### Required task
Produce a verbatim copy of the entries listed below.

* START *

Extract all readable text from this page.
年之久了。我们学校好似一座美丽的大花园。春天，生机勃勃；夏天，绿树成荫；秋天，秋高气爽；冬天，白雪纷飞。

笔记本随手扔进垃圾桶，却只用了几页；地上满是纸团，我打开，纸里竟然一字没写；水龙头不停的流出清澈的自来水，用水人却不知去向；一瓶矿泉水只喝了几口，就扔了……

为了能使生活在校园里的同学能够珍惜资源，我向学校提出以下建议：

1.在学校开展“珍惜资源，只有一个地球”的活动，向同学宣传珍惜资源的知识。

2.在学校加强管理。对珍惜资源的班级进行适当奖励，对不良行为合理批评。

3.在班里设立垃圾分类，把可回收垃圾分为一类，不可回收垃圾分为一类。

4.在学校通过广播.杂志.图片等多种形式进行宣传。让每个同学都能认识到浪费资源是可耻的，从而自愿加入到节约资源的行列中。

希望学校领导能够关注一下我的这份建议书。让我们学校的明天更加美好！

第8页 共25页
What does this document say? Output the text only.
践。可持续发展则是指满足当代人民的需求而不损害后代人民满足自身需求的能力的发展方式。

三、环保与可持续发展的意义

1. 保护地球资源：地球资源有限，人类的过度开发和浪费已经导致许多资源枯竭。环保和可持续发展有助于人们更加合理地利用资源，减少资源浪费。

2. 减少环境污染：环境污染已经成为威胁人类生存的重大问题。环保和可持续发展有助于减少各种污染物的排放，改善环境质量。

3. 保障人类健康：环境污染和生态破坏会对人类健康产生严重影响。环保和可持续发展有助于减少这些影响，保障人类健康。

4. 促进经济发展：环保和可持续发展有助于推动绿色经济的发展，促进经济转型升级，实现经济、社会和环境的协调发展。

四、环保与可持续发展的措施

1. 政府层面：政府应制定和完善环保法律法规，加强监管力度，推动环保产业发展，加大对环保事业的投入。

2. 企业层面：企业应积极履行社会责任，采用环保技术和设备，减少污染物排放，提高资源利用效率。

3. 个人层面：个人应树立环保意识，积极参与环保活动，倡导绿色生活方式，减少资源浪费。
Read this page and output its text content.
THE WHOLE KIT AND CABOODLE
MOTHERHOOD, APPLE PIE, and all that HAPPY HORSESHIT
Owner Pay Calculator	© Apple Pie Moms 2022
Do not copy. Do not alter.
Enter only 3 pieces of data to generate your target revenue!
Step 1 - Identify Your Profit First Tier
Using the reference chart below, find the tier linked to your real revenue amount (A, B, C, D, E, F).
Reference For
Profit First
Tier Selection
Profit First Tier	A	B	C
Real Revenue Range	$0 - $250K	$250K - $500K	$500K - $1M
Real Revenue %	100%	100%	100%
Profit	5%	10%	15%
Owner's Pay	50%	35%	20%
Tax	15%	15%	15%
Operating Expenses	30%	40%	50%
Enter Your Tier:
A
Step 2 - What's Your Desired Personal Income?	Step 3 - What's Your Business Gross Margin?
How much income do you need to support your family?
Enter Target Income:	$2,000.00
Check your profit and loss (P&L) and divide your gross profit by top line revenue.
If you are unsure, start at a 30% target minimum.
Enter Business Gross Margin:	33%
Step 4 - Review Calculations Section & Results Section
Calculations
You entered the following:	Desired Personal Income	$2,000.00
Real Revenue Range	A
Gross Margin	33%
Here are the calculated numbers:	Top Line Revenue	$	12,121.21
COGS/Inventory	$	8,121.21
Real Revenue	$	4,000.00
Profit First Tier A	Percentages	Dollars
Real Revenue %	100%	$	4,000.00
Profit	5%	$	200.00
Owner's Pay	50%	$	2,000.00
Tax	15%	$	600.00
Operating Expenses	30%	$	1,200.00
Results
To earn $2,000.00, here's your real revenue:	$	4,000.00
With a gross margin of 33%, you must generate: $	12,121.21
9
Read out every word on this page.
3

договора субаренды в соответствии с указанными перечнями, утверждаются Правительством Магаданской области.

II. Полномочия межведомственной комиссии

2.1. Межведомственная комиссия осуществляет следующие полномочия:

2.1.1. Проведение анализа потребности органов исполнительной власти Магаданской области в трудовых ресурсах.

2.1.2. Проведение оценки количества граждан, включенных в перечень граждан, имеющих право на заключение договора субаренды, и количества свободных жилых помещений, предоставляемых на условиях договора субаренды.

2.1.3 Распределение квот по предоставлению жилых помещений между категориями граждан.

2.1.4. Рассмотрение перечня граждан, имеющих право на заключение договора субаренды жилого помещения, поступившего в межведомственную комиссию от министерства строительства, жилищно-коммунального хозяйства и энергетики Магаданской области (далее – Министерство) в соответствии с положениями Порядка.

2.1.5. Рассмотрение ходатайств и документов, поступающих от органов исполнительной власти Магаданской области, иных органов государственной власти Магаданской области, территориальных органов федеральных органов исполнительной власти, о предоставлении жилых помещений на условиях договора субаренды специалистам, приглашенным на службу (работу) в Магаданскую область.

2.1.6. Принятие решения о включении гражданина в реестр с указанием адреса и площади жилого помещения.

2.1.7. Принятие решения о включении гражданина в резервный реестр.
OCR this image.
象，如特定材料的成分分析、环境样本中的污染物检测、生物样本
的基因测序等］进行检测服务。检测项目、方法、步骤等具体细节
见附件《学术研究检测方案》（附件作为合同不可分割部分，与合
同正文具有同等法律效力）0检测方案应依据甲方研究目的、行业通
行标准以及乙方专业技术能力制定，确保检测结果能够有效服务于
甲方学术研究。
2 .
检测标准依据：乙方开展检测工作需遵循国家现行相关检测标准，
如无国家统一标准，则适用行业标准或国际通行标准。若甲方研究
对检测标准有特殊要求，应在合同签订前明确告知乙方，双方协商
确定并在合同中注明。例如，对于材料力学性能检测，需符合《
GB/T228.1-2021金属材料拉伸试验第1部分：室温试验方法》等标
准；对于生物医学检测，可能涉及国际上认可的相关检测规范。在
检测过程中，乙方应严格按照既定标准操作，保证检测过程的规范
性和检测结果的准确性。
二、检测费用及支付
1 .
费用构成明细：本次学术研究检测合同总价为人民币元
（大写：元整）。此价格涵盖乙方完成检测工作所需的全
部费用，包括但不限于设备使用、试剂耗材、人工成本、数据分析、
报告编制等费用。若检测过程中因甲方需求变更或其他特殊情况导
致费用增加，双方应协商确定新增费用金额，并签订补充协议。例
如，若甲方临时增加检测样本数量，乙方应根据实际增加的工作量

* END *

### Worked answer
Extract all readable text from this page.
年之久了。我们学校好似一座美丽的大花园。春天，生机勃勃；夏天，绿树成荫；秋天，秋高气爽；冬天，白雪纷飞。

笔记本随手扔进垃圾桶，却只用了几页；地上满是纸团，我打开，纸里竟然一字没写；水龙头不停的流出清澈的自来水，用水人却不知去向；一瓶矿泉水只喝了几口，就扔了……

为了能使生活在校园里的同学能够珍惜资源，我向学校提出以下建议：

1.在学校开展“珍惜资源，只有一个地球”的活动，向同学宣传珍惜资源的知识。

2.在学校加强管理。对珍惜资源的班级进行适当奖励，对不良行为合理批评。

3.在班里设立垃圾分类，把可回收垃圾分为一类，不可回收垃圾分为一类。

4.在学校通过广播.杂志.图片等多种形式进行宣传。让每个同学都能认识到浪费资源是可耻的，从而自愿加入到节约资源的行列中。

希望学校领导能够关注一下我的这份建议书。让我们学校的明天更加美好！

第8页 共25页
What does this document say? Output the text only.
践。可持续发展则是指满足当代人民的需求而不损害后代人民满足自身需求的能力的发展方式。

三、环保与可持续发展的意义

1. 保护地球资源：地球资源有限，人类的过度开发和浪费已经导致许多资源枯竭。环保和可持续发展有助于人们更加合理地利用资源，减少资源浪费。

2. 减少环境污染：环境污染已经成为威胁人类生存的重大问题。环保和可持续发展有助于减少各种污染物的排放，改善环境质量。

3. 保障人类健康：环境污染和生态破坏会对人类健康产生严重影响。环保和可持续发展有助于减少这些影响，保障人类健康。

4. 促进经济发展：环保和可持续发展有助于推动绿色经济的发展，促进经济转型升级，实现经济、社会和环境的协调发展。

四、环保与可持续发展的措施

1. 政府层面：政府应制定和完善环保法律法规，加强监管力度，推动环保产业发展，加大对环保事业的投入。

2. 企业层面：企业应积极履行社会责任，采用环保技术和设备，减少污染物排放，提高资源利用效率。

3. 个人层面：个人应树立环保意识，积极参与环保活动，倡导绿色生活方式，减少资源浪费。
Read this page and output its text content.
THE WHOLE KIT AND CABOODLE
MOTHERHOOD, APPLE PIE, and all that HAPPY HORSESHIT
Owner Pay Calculator	© Apple Pie Moms 2022
Do not copy. Do not alter.
Enter only 3 pieces of data to generate your target revenue!
Step 1 - Identify Your Profit First Tier
Using the reference chart below, find the tier linked to your real revenue amount (A, B, C, D, E, F).
Reference For
Profit First
Tier Selection
Profit First Tier	A	B	C
Real Revenue Range	$0 - $250K	$250K - $500K	$500K - $1M
Real Revenue %	100%	100%	100%
Profit	5%	10%	15%
Owner's Pay	50%	35%	20%
Tax	15%	15%	15%
Operating Expenses	30%	40%	50%
Enter Your Tier:
A
Step 2 - What's Your Desired Personal Income?	Step 3 - What's Your Business Gross Margin?
How much income do you need to support your family?
Enter Target Income:	$2,000.00
Check your profit and loss (P&L) and divide your gross profit by top line revenue.
If you are unsure, start at a 30% target minimum.
Enter Business Gross Margin:	33%
Step 4 - Review Calculations Section & Results Section
Calculations
You entered the following:	Desired Personal Income	$2,000.00
Real Revenue Range	A
Gross Margin	33%
Here are the calculated numbers:	Top Line Revenue	$	12,121.21
COGS/Inventory	$	8,121.21
Real Revenue	$	4,000.00
Profit First Tier A	Percentages	Dollars
Real Revenue %	100%	$	4,000.00
Profit	5%	$	200.00
Owner's Pay	50%	$	2,000.00
Tax	15%	$	600.00
Operating Expenses	30%	$	1,200.00
Results
To earn $2,000.00, here's your real revenue:	$	4,000.00
With a gross margin of 33%, you must generate: $	12,121.21
9
Read out every word on this page.
3

договора субаренды в соответствии с указанными перечнями, утверждаются Правительством Магаданской области.

II. Полномочия межведомственной комиссии

2.1. Межведомственная комиссия осуществляет следующие полномочия:

2.1.1. Проведение анализа потребности органов исполнительной власти Магаданской области в трудовых ресурсах.

2.1.2. Проведение оценки количества граждан, включенных в перечень граждан, имеющих право на заключение договора субаренды, и количества свободных жилых помещений, предоставляемых на условиях договора субаренды.

2.1.3 Распределение квот по предоставлению жилых помещений между категориями граждан.

2.1.4. Рассмотрение перечня граждан, имеющих право на заключение договора субаренды жилого помещения, поступившего в межведомственную комиссию от министерства строительства, жилищно-коммунального хозяйства и энергетики Магаданской области (далее – Министерство) в соответствии с положениями Порядка.

2.1.5. Рассмотрение ходатайств и документов, поступающих от органов исполнительной власти Магаданской области, иных органов государственной власти Магаданской области, территориальных органов федеральных органов исполнительной власти, о предоставлении жилых помещений на условиях договора субаренды специалистам, приглашенным на службу (работу) в Магаданскую область.

2.1.6. Принятие решения о включении гражданина в реестр с указанием адреса и площади жилого помещения.

2.1.7. Принятие решения о включении гражданина в резервный реестр.
OCR this image.
象，如特定材料的成分分析、环境样本中的污染物检测、生物样本
的基因测序等］进行检测服务。检测项目、方法、步骤等具体细节
见附件《学术研究检测方案》（附件作为合同不可分割部分，与合
同正文具有同等法律效力）0检测方案应依据甲方研究目的、行业通
行标准以及乙方专业技术能力制定，确保检测结果能够有效服务于
甲方学术研究。
2 .
检测标准依据：乙方开展检测工作需遵循国家现行相关检测标准，
如无国家统一标准，则适用行业标准或国际通行标准。若甲方研究
对检测标准有特殊要求，应在合同签订前明确告知乙方，双方协商
确定并在合同中注明。例如，对于材料力学性能检测，需符合《
GB/T228.1-2021金属材料拉伸试验第1部分：室温试验方法》等标
准；对于生物医学检测，可能涉及国际上认可的相关检测规范。在
检测过程中，乙方应严格按照既定标准操作，保证检测过程的规范
性和检测结果的准确性。
二、检测费用及支付
1 .
费用构成明细：本次学术研究检测合同总价为人民币元
（大写：元整）。此价格涵盖乙方完成检测工作所需的全
部费用，包括但不限于设备使用、试剂耗材、人工成本、数据分析、
报告编制等费用。若检测过程中因甲方需求变更或其他特殊情况导
致费用增加，双方应协商确定新增费用金额，并签订补充协议。例
如，若甲方临时增加检测样本数量，乙方应根据实际增加的工作量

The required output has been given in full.